-- Start --

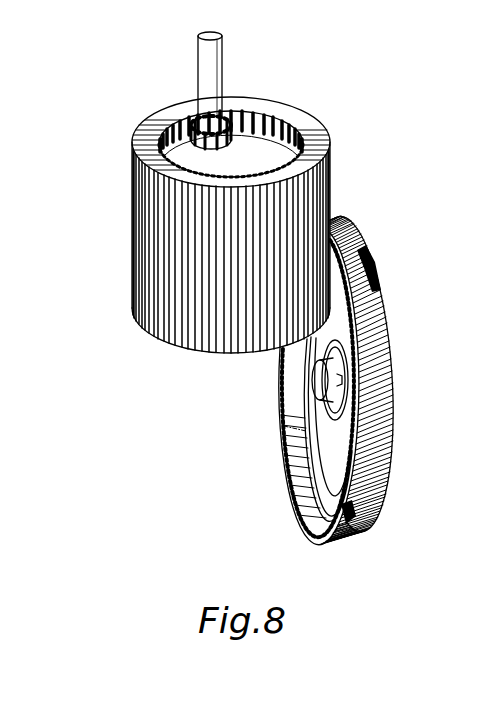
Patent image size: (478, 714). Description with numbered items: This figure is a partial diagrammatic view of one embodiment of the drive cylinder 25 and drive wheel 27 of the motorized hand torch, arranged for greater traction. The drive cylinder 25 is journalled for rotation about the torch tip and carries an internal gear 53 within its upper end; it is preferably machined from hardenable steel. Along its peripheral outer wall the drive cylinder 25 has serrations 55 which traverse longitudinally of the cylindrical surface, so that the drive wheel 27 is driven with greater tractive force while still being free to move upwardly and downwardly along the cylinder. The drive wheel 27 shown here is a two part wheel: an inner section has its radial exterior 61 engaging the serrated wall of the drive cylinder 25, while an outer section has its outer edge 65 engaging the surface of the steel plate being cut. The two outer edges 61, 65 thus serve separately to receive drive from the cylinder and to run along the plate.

The drive cylinder 25 is at (134, 232).
The internal gear 53 is at (265, 120).
The serrations 55 is at (172, 342).
The drive wheel 27 is at (396, 380).
The radial exterior 61 is at (297, 492).
The outer edge 65 is at (344, 546).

-- End --

- [Stated task]:
Recast the items above, from their beginning through the line containing "The internal gear 53 is at (265, 120).", inclusive, as a JSON list of strings with one string per line. Skip blank lines and leave out the pictures.

- [Written response]:
[
  "Patent image size: (478, 714). Description with numbered items: This figure is a partial diagrammatic view of one embodiment of the drive cylinder 25 and drive wheel 27 of the motorized hand torch, arranged for greater traction. The drive cylinder 25 is journalled for rotation about the torch tip and carries an internal gear 53 within its upper end; it is preferably machined from hardenable steel. Along its peripheral outer wall the drive cylinder 25 has serrations 55 which traverse longitudinally of the cylindrical surface, so that the drive wheel 27 is driven with greater tractive force while still being free to move upwardly and downwardly along the cylinder. The drive wheel 27 shown here is a two part wheel: an inner section has its radial exterior 61 engaging the serrated wall of the drive cylinder 25, while an outer section has its outer edge 65 engaging the surface of the steel plate being cut. The two outer edges 61, 65 thus serve separately to receive drive from the cylinder and to run along the plate.",
  "The drive cylinder 25 is at (134, 232).",
  "The internal gear 53 is at (265, 120)."
]